## [Set problem]
Restate the full listing word for word and leave the pictures out.

## [Supplied data]
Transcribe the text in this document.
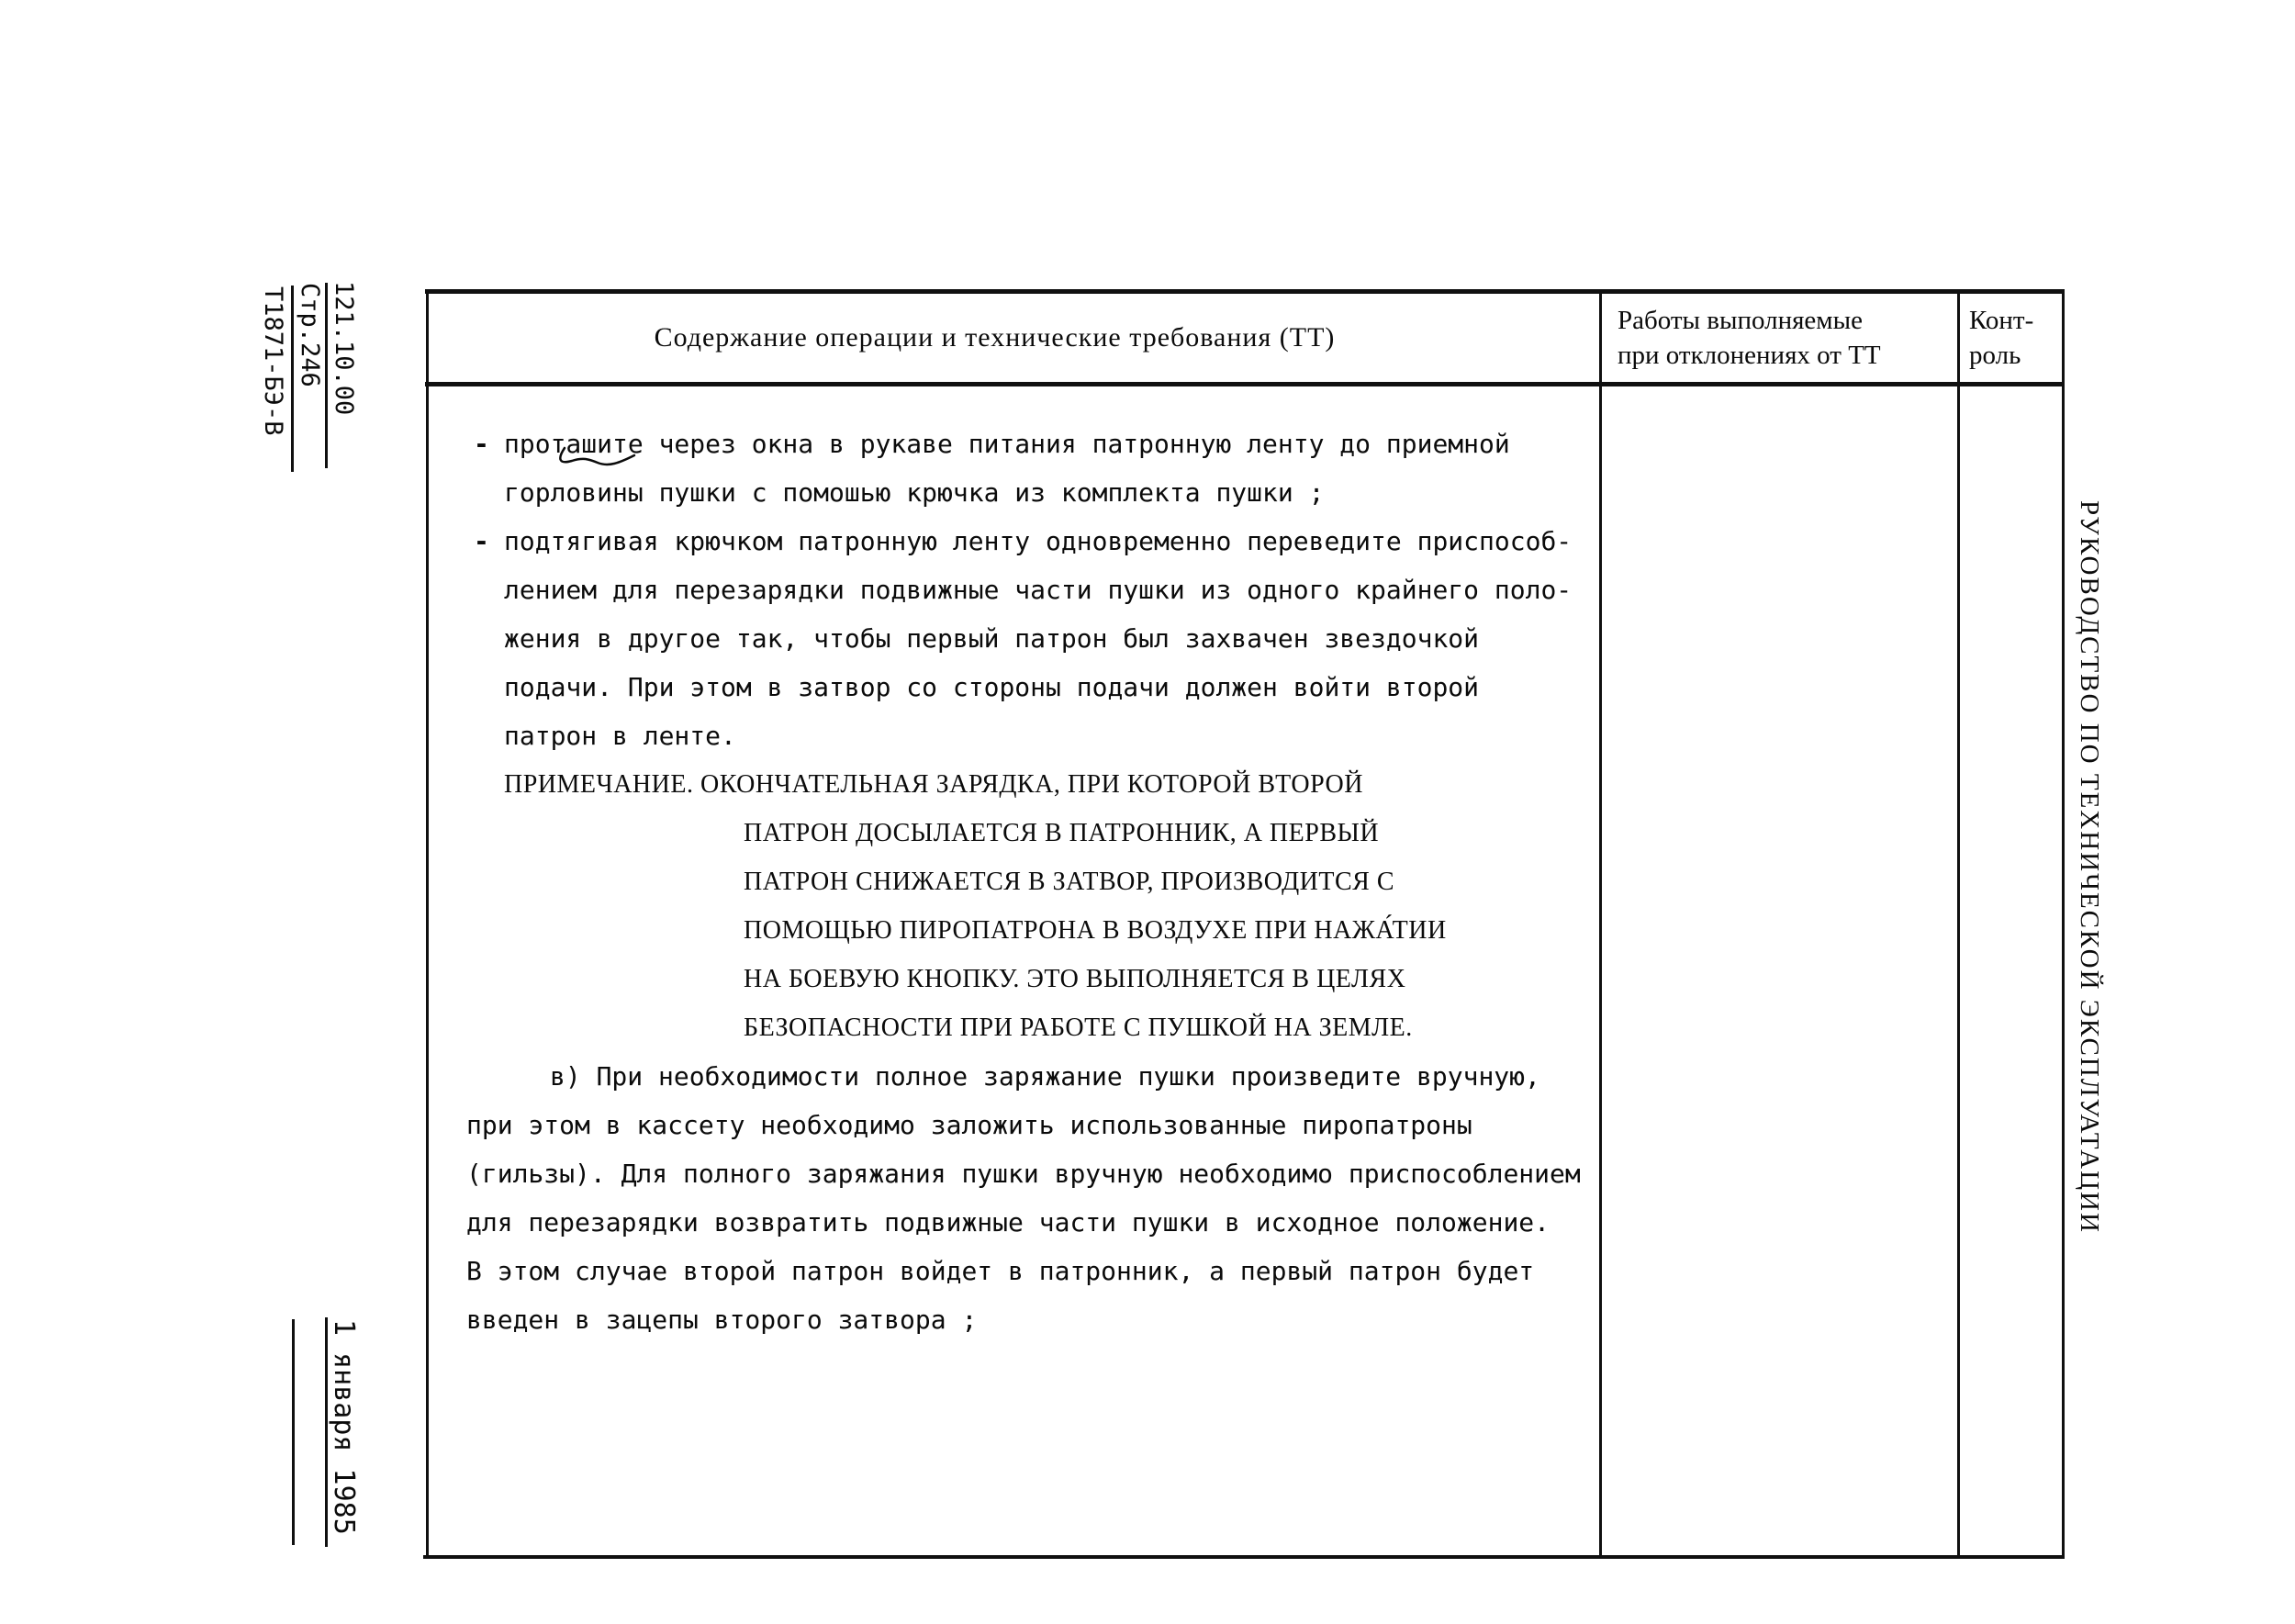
121.10.00
Стр.246
Т1871-БЭ-В
1 января 1985
РУКОВОДСТВО ПО ТЕХНИЧЕСКОЙ ЭКСПЛУАТАЦИИ
Содержание операции и технические требования (ТТ)
Работы выполняемые
при отклонениях от ТТ
Конт-
роль
- проташите через окна в рукаве питания патронную ленту до приемной
горловины пушки с помошью крючка из комплекта пушки ;
- подтягивая крючком патронную ленту одновременно переведите приспособ-
лением для перезарядки подвижные части пушки из одного крайнего поло-
жения в другое так, чтобы первый патрон был захвачен звездочкой
подачи. При этом в затвор со стороны подачи должен войти второй
патрон в ленте.
ПРИМЕЧАНИЕ. ОКОНЧАТЕЛЬНАЯ ЗАРЯДКА, ПРИ КОТОРОЙ ВТОРОЙ
ПАТРОН ДОСЫЛАЕТСЯ В ПАТРОННИК, А ПЕРВЫЙ
ПАТРОН СНИЖАЕТСЯ В ЗАТВОР, ПРОИЗВОДИТСЯ С
ПОМОЩЬЮ ПИРОПАТРОНА В ВОЗДУХЕ ПРИ НАЖА́ТИИ
НА БОЕВУЮ КНОПКУ. ЭТО ВЫПОЛНЯЕТСЯ В ЦЕЛЯХ
БЕЗОПАСНОСТИ ПРИ РАБОТЕ С ПУШКОЙ НА ЗЕМЛЕ.
в) При необходимости полное заряжание пушки произведите вручную,
при этом в кассету необходимо заложить использованные пиропатроны
(гильзы). Для полного заряжания пушки вручную необходимо приспособлением
для перезарядки возвратить подвижные части пушки в исходное положение.
В этом случае второй патрон войдет в патронник, а первый патрон будет
введен в зацепы второго затвора ;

## [Result of the exercise]
Transcribe the text in this document.
121.10.00
Стр.246
Т1871-БЭ-В
1 января 1985
РУКОВОДСТВО ПО ТЕХНИЧЕСКОЙ ЭКСПЛУАТАЦИИ
Содержание операции и технические требования (ТТ)
Работы выполняемые
при отклонениях от ТТ
Конт-
роль
- проташите через окна в рукаве питания патронную ленту до приемной
горловины пушки с помошью крючка из комплекта пушки ;
- подтягивая крючком патронную ленту одновременно переведите приспособ-
лением для перезарядки подвижные части пушки из одного крайнего поло-
жения в другое так, чтобы первый патрон был захвачен звездочкой
подачи. При этом в затвор со стороны подачи должен войти второй
патрон в ленте.
ПРИМЕЧАНИЕ. ОКОНЧАТЕЛЬНАЯ ЗАРЯДКА, ПРИ КОТОРОЙ ВТОРОЙ
ПАТРОН ДОСЫЛАЕТСЯ В ПАТРОННИК, А ПЕРВЫЙ
ПАТРОН СНИЖАЕТСЯ В ЗАТВОР, ПРОИЗВОДИТСЯ С
ПОМОЩЬЮ ПИРОПАТРОНА В ВОЗДУХЕ ПРИ НАЖА́ТИИ
НА БОЕВУЮ КНОПКУ. ЭТО ВЫПОЛНЯЕТСЯ В ЦЕЛЯХ
БЕЗОПАСНОСТИ ПРИ РАБОТЕ С ПУШКОЙ НА ЗЕМЛЕ.
в) При необходимости полное заряжание пушки произведите вручную,
при этом в кассету необходимо заложить использованные пиропатроны
(гильзы). Для полного заряжания пушки вручную необходимо приспособлением
для перезарядки возвратить подвижные части пушки в исходное положение.
В этом случае второй патрон войдет в патронник, а первый патрон будет
введен в зацепы второго затвора ;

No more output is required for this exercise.